[Data records]
_____
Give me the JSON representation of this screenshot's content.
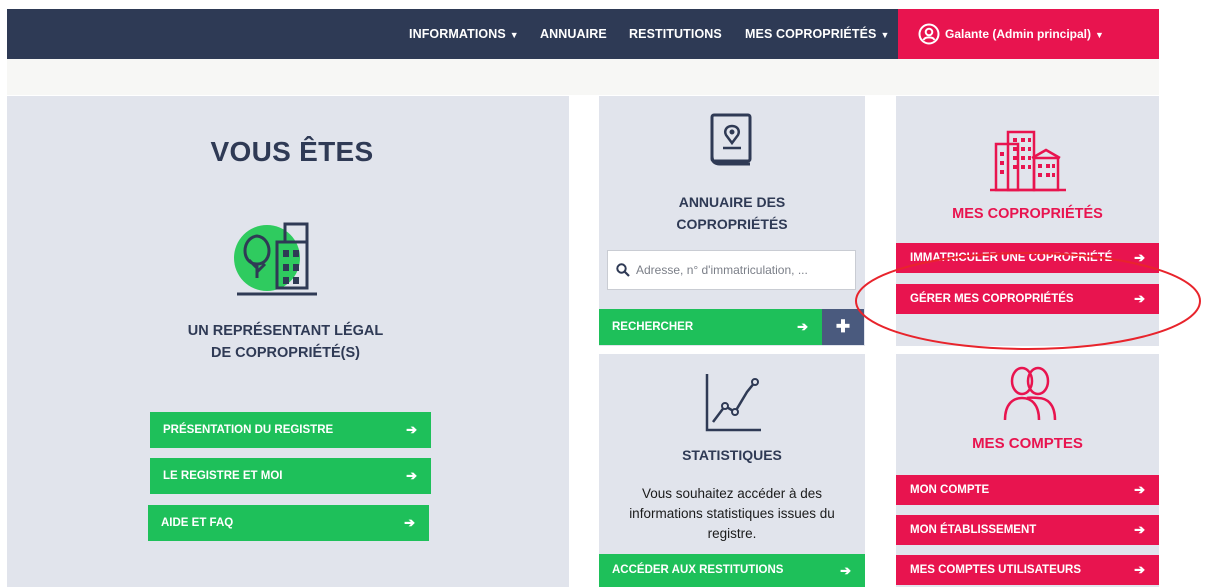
{
  "colors": {
    "navy": "#2e3a55",
    "pink": "#e8144f",
    "green": "#1ec05a",
    "panel": "#e1e4ec"
  },
  "nav": {
    "informations": "INFORMATIONS",
    "annuaire": "ANNUAIRE",
    "restitutions": "RESTITUTIONS",
    "mes_coproprietes": "MES COPROPRIÉTÉS",
    "user": "Galante (Admin principal)"
  },
  "left": {
    "title": "VOUS ÊTES",
    "role_line1": "UN REPRÉSENTANT LÉGAL",
    "role_line2": "DE COPROPRIÉTÉ(S)",
    "buttons": [
      "PRÉSENTATION DU REGISTRE",
      "LE REGISTRE ET MOI",
      "AIDE ET FAQ"
    ],
    "icon": "tree-building-icon"
  },
  "annuaire": {
    "title_line1": "ANNUAIRE DES",
    "title_line2": "COPROPRIÉTÉS",
    "search_placeholder": "Adresse, n° d'immatriculation, ...",
    "search_button": "RECHERCHER",
    "icon": "address-book-icon"
  },
  "stats": {
    "title": "STATISTIQUES",
    "text_line1": "Vous souhaitez accéder à des",
    "text_line2": "informations statistiques issues du",
    "text_line3": "registre.",
    "button": "ACCÉDER AUX RESTITUTIONS",
    "icon": "line-chart-icon"
  },
  "mes_coproprietes": {
    "title": "MES COPROPRIÉTÉS",
    "buttons": [
      "IMMATRICULER UNE COPROPRIÉTÉ",
      "GÉRER MES COPROPRIÉTÉS"
    ],
    "icon": "buildings-icon"
  },
  "mes_comptes": {
    "title": "MES COMPTES",
    "buttons": [
      "MON COMPTE",
      "MON ÉTABLISSEMENT",
      "MES COMPTES UTILISATEURS"
    ],
    "icon": "users-icon"
  }
}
_____
Requirements:
In the entries above, find each line with the string "RESTITUTIONS" and copy it.

The solution:
    "restitutions": "RESTITUTIONS",
    "button": "ACCÉDER AUX RESTITUTIONS",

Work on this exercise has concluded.